◆ DATA LINES ◆
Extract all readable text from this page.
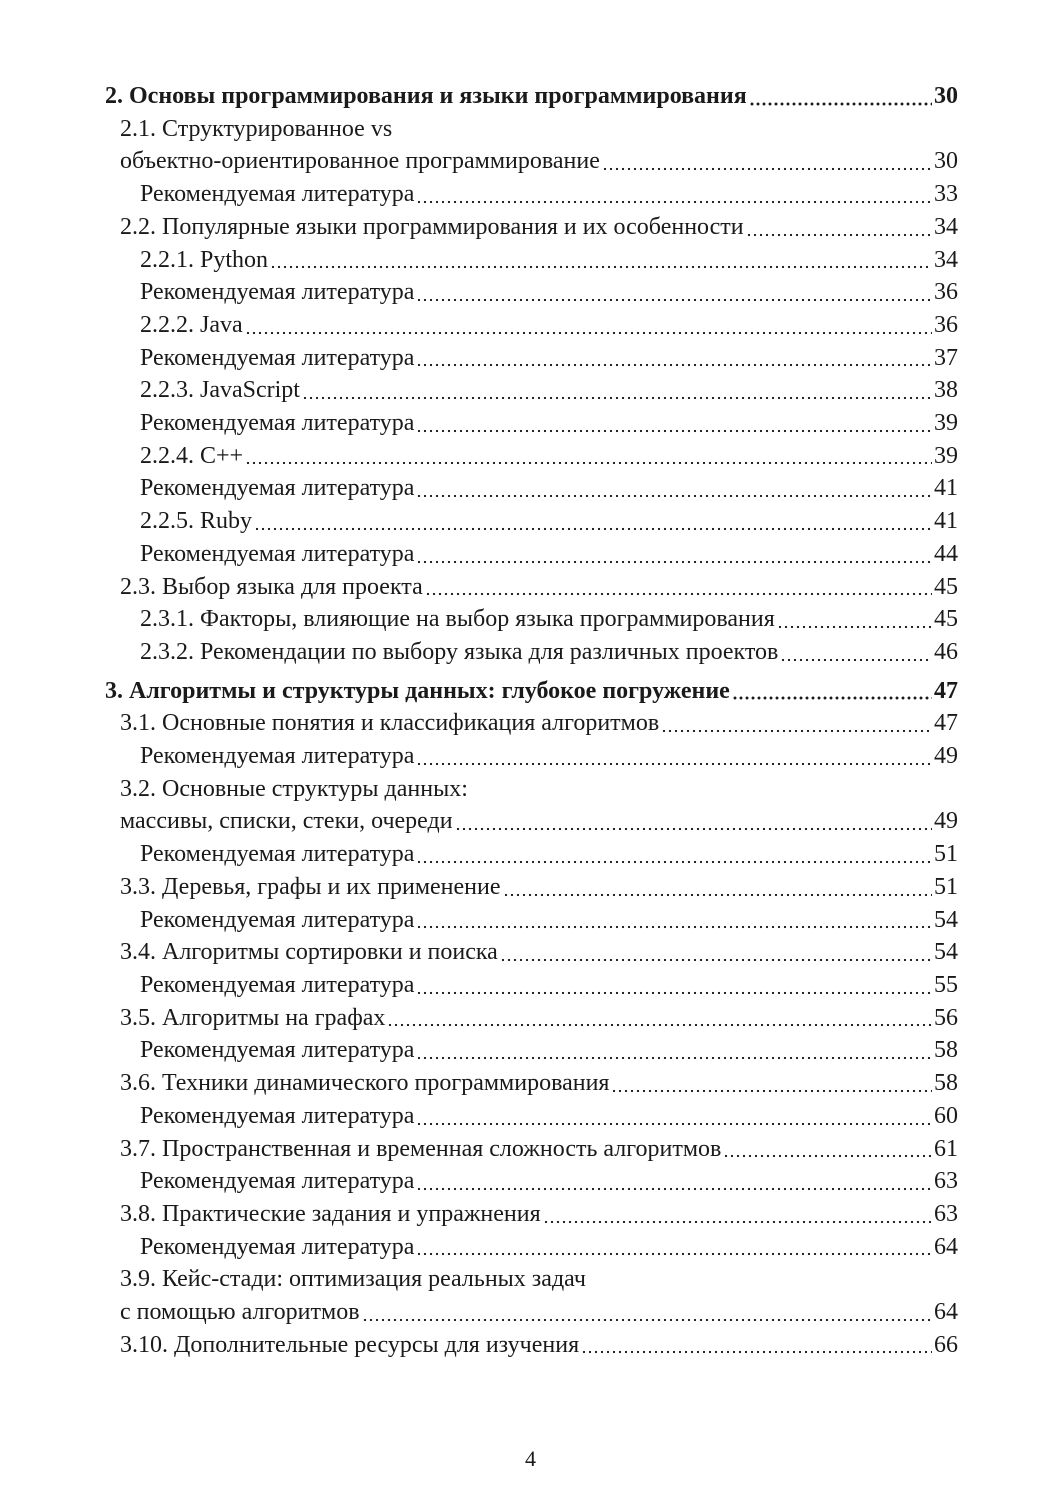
2. Основы программирования и языки программирования	30
2.1. Структурированное vs
объектно-ориентированное программирование	30
Рекомендуемая литература	33
2.2. Популярные языки программирования и их особенности	34
2.2.1. Python	34
Рекомендуемая литература	36
2.2.2. Java	36
Рекомендуемая литература	37
2.2.3. JavaScript	38
Рекомендуемая литература	39
2.2.4. C++	39
Рекомендуемая литература	41
2.2.5. Ruby	41
Рекомендуемая литература	44
2.3. Выбор языка для проекта	45
2.3.1. Факторы, влияющие на выбор языка программирования	45
2.3.2. Рекомендации по выбору языка для различных проектов	46
3. Алгоритмы и структуры данных: глубокое погружение	47
3.1. Основные понятия и классификация алгоритмов	47
Рекомендуемая литература	49
3.2. Основные структуры данных:
массивы, списки, стеки, очереди	49
Рекомендуемая литература	51
3.3. Деревья, графы и их применение	51
Рекомендуемая литература	54
3.4. Алгоритмы сортировки и поиска	54
Рекомендуемая литература	55
3.5. Алгоритмы на графах	56
Рекомендуемая литература	58
3.6. Техники динамического программирования	58
Рекомендуемая литература	60
3.7. Пространственная и временная сложность алгоритмов	61
Рекомендуемая литература	63
3.8. Практические задания и упражнения	63
Рекомендуемая литература	64
3.9. Кейс-стади: оптимизация реальных задач
с помощью алгоритмов	64
3.10. Дополнительные ресурсы для изучения	66
4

◆ PROBLEM TO SOLVE ◆
Leave out every picture and copy the rest of the records exactly.

◆ RESULT OF THE TASK ◆
Extract all readable text from this page.
2. Основы программирования и языки программирования	30
2.1. Структурированное vs
объектно-ориентированное программирование	30
Рекомендуемая литература	33
2.2. Популярные языки программирования и их особенности	34
2.2.1. Python	34
Рекомендуемая литература	36
2.2.2. Java	36
Рекомендуемая литература	37
2.2.3. JavaScript	38
Рекомендуемая литература	39
2.2.4. C++	39
Рекомендуемая литература	41
2.2.5. Ruby	41
Рекомендуемая литература	44
2.3. Выбор языка для проекта	45
2.3.1. Факторы, влияющие на выбор языка программирования	45
2.3.2. Рекомендации по выбору языка для различных проектов	46
3. Алгоритмы и структуры данных: глубокое погружение	47
3.1. Основные понятия и классификация алгоритмов	47
Рекомендуемая литература	49
3.2. Основные структуры данных:
массивы, списки, стеки, очереди	49
Рекомендуемая литература	51
3.3. Деревья, графы и их применение	51
Рекомендуемая литература	54
3.4. Алгоритмы сортировки и поиска	54
Рекомендуемая литература	55
3.5. Алгоритмы на графах	56
Рекомендуемая литература	58
3.6. Техники динамического программирования	58
Рекомендуемая литература	60
3.7. Пространственная и временная сложность алгоритмов	61
Рекомендуемая литература	63
3.8. Практические задания и упражнения	63
Рекомендуемая литература	64
3.9. Кейс-стади: оптимизация реальных задач
с помощью алгоритмов	64
3.10. Дополнительные ресурсы для изучения	66
4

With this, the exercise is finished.